**WHAT IS REQUIRED:** Your answer should consist of the lines below that hold the word "Pantothenic".
[GIVEN RECORDS Boundary: Start]
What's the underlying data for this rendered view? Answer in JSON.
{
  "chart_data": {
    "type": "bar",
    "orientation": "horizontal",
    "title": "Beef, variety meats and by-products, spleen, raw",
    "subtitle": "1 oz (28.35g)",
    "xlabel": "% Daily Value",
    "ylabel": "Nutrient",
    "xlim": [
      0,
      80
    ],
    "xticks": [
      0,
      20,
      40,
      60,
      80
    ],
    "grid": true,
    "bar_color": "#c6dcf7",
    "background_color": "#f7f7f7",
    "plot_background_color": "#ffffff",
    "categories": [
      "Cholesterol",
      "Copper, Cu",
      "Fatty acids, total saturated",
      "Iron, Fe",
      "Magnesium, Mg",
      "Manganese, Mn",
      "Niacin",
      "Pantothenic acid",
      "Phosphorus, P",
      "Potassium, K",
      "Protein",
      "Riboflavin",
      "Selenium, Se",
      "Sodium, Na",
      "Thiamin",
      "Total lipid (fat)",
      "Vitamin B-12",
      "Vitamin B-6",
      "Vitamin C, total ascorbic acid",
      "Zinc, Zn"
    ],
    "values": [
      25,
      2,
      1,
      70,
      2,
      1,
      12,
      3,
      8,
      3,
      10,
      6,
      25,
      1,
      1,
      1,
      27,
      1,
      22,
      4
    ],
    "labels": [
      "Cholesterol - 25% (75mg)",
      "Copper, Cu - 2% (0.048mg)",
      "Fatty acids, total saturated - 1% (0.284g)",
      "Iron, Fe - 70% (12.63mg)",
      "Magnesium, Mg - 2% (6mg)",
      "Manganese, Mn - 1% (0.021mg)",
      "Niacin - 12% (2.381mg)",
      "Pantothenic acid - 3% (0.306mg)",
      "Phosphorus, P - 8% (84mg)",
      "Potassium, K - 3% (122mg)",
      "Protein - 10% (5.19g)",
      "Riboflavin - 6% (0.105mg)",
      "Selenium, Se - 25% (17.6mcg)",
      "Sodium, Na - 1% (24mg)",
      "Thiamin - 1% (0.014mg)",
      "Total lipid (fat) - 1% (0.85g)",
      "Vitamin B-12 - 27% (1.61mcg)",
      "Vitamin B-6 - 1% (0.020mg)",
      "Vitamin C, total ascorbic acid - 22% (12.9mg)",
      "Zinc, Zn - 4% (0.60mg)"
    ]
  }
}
[GIVEN RECORDS Boundary: End]
**OUTPUT FOR THIS EXERCISE:**
      "Pantothenic acid",
      "Pantothenic acid - 3% (0.306mg)",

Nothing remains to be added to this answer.